## [Supplied entries]
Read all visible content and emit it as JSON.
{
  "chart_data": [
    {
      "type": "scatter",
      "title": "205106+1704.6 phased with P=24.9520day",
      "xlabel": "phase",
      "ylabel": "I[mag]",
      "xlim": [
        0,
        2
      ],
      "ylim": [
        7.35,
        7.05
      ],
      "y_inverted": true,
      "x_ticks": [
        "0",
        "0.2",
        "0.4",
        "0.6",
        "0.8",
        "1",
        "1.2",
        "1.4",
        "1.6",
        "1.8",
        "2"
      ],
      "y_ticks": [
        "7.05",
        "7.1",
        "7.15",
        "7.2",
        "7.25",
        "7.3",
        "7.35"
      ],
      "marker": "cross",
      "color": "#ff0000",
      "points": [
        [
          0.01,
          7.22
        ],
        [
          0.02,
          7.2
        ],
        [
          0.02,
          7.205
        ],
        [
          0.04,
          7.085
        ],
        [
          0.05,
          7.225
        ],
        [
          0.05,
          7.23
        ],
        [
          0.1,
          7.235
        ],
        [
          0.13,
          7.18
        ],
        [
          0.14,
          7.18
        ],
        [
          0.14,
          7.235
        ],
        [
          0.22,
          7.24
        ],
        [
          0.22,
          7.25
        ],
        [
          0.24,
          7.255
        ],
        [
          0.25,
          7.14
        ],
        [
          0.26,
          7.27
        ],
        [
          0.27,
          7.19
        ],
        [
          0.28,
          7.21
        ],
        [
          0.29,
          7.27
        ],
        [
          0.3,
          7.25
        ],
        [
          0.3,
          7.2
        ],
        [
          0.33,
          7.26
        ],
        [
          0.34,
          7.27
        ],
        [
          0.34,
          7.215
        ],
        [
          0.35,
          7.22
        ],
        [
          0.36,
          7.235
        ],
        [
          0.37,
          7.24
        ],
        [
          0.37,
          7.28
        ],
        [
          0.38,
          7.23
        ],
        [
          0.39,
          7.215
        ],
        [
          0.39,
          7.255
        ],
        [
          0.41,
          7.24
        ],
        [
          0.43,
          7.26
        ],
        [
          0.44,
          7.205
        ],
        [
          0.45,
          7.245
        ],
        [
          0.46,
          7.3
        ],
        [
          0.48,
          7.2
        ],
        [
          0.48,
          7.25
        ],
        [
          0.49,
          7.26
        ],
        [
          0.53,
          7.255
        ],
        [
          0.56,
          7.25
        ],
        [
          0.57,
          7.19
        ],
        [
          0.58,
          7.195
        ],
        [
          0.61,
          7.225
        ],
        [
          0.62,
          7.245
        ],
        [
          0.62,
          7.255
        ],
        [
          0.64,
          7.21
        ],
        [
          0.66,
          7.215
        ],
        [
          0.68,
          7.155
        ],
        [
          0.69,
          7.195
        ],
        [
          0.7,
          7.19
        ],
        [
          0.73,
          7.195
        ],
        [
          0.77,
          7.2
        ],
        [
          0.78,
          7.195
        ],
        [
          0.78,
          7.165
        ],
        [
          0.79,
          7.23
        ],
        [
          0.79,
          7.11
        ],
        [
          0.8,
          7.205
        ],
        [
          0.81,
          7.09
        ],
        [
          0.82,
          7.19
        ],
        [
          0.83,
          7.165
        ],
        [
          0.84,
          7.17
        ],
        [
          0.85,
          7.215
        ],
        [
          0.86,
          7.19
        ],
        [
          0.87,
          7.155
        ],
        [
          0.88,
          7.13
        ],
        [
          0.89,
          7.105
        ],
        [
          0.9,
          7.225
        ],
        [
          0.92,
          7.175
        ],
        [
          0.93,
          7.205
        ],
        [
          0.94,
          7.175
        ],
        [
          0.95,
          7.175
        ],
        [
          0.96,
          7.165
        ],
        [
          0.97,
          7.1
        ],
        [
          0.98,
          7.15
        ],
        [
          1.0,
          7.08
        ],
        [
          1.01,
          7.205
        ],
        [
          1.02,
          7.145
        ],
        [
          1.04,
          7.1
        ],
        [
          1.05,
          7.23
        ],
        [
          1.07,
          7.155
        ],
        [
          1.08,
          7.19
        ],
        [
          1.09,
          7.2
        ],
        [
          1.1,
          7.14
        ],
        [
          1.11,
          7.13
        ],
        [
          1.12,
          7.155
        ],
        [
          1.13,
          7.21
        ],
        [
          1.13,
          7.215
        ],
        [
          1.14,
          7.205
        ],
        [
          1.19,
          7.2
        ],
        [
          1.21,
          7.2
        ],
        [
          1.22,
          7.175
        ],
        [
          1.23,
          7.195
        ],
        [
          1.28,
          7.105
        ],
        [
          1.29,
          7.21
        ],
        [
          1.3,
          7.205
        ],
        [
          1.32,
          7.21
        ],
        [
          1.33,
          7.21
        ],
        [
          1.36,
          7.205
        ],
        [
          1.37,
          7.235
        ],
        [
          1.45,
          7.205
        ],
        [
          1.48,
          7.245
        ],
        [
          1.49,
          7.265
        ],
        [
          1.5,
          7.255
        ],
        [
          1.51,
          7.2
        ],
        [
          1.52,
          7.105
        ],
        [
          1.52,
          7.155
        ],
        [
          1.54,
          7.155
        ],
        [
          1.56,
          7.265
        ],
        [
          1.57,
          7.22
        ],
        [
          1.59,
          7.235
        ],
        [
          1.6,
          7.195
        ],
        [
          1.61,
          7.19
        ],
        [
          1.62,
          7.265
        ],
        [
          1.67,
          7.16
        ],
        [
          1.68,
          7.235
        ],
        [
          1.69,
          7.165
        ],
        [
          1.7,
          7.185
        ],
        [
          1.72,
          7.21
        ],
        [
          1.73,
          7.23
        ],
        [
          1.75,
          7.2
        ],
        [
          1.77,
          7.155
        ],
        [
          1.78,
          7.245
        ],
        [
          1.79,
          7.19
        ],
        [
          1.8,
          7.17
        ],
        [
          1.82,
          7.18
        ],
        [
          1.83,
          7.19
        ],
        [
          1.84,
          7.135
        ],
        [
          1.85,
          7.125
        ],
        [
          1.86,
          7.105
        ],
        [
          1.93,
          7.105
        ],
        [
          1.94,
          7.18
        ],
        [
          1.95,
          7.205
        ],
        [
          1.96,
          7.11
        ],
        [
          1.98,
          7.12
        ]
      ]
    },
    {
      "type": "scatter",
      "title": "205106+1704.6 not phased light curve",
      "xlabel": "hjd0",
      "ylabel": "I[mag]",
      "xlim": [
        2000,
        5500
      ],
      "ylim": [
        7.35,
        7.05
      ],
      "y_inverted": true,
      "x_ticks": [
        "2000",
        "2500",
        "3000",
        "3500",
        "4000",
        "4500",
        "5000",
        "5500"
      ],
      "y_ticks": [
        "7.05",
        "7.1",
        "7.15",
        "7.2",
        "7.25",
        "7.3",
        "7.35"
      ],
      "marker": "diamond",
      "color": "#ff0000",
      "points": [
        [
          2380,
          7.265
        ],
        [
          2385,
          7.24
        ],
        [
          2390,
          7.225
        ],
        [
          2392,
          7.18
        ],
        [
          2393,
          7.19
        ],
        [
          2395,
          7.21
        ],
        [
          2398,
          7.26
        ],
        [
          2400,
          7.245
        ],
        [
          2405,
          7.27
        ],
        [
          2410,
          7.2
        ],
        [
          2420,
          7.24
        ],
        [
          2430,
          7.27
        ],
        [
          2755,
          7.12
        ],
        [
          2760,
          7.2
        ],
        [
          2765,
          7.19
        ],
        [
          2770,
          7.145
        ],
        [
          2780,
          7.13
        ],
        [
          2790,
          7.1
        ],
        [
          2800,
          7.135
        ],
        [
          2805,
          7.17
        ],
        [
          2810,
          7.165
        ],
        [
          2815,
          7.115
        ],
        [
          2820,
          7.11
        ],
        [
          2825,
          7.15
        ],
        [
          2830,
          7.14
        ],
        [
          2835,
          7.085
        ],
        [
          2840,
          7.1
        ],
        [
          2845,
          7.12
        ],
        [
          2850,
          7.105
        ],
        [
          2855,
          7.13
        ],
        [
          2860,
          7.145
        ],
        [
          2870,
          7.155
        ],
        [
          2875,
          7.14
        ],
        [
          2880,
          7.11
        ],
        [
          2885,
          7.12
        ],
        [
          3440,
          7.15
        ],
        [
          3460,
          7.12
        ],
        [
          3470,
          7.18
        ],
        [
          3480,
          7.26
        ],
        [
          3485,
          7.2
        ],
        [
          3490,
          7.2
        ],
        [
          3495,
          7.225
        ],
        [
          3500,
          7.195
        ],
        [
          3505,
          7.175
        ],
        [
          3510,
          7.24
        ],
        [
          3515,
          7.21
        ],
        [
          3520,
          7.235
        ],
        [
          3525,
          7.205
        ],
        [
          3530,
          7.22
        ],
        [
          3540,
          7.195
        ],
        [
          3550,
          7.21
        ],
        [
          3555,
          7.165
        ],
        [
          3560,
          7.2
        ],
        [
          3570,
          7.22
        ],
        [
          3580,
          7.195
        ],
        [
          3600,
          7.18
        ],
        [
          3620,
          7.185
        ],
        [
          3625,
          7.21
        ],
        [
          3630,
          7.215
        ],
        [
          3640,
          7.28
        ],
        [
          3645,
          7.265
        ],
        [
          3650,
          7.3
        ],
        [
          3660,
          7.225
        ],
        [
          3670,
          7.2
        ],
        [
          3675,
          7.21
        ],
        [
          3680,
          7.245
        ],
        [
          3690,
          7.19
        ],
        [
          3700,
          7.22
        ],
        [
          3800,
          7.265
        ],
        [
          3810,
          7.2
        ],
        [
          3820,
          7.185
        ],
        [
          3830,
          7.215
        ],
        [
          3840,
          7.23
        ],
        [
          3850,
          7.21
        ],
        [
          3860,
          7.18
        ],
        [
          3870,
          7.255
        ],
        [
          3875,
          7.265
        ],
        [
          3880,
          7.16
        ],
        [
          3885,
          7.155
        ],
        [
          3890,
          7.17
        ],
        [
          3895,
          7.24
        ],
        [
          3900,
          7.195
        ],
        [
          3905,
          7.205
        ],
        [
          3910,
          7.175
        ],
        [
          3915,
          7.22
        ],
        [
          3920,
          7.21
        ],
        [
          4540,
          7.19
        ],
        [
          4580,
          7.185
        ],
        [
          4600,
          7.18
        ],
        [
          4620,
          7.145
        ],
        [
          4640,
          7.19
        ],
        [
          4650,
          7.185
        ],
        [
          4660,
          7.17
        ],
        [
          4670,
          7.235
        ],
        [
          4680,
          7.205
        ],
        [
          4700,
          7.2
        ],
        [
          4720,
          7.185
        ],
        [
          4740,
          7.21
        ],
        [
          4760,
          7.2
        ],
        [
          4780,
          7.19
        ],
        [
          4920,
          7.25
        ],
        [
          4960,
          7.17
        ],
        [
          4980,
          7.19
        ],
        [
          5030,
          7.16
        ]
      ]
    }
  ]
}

* * *

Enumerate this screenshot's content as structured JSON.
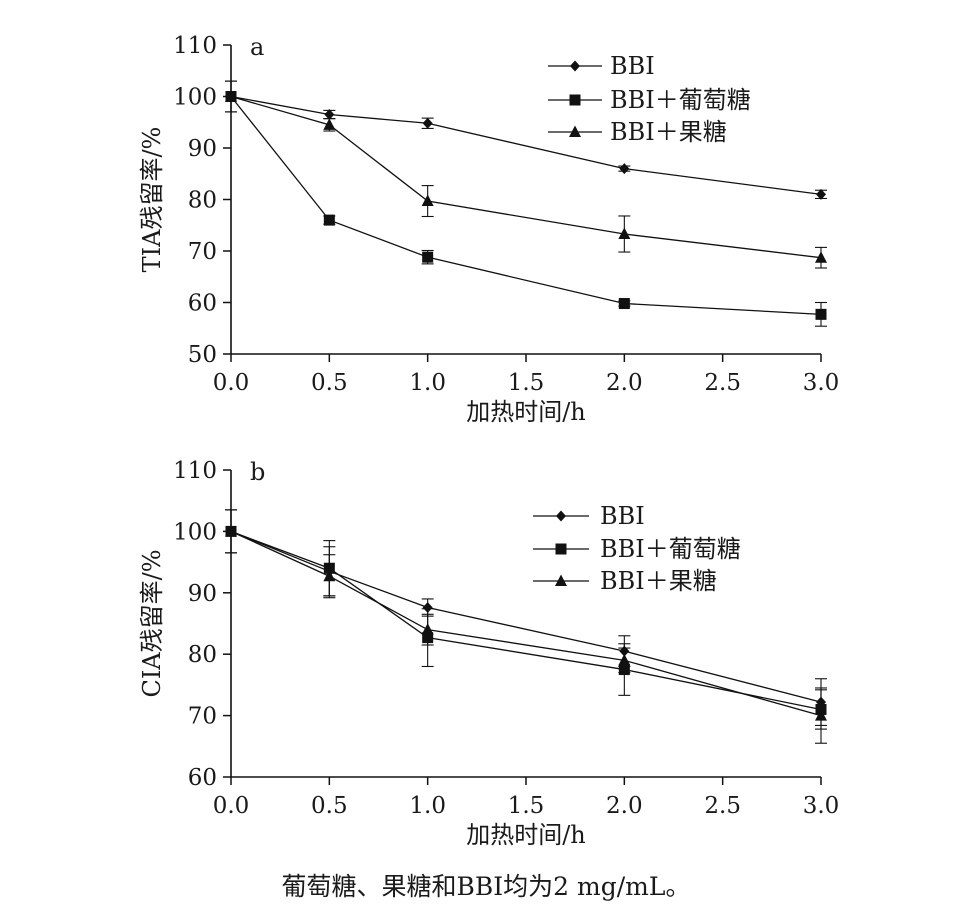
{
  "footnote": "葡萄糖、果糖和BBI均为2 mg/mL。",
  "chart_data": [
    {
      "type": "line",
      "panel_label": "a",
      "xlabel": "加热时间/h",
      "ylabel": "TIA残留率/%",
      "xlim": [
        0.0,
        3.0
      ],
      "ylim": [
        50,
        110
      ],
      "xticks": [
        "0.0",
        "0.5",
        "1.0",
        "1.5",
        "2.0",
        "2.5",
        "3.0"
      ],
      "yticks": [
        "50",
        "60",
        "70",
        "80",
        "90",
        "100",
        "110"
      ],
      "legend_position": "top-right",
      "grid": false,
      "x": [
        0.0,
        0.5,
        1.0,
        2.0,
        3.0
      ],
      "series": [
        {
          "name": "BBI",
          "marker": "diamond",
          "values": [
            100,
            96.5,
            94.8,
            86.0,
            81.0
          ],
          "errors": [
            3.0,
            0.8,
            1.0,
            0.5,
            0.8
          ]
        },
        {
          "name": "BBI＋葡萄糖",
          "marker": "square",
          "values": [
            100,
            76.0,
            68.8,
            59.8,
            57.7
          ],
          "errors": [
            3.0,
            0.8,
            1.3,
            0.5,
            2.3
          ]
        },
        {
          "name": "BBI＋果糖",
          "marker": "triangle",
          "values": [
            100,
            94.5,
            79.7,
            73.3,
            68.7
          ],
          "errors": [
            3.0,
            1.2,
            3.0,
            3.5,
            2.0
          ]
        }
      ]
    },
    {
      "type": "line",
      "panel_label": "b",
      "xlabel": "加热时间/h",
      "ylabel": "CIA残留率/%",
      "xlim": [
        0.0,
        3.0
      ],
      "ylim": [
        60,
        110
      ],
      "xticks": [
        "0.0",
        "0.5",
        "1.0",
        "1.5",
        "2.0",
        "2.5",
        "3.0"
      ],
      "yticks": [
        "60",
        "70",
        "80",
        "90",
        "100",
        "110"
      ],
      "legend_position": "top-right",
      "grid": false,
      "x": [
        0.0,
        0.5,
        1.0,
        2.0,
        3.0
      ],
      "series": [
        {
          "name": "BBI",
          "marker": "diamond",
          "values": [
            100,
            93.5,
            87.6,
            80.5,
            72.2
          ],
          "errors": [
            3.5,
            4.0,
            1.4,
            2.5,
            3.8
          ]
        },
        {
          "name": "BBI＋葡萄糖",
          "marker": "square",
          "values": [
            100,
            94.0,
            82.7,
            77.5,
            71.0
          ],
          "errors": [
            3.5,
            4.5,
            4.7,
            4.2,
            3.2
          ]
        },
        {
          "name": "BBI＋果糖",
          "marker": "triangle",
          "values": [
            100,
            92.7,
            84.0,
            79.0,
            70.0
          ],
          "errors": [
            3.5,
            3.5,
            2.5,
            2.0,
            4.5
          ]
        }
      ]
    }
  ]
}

## [Required task]
Gather up every line from the listing above in which the word "phased" occurs.

## [Output of the exercise]
      "title": "205106+1704.6 phased with P=24.9520day",
      "title": "205106+1704.6 not phased light curve",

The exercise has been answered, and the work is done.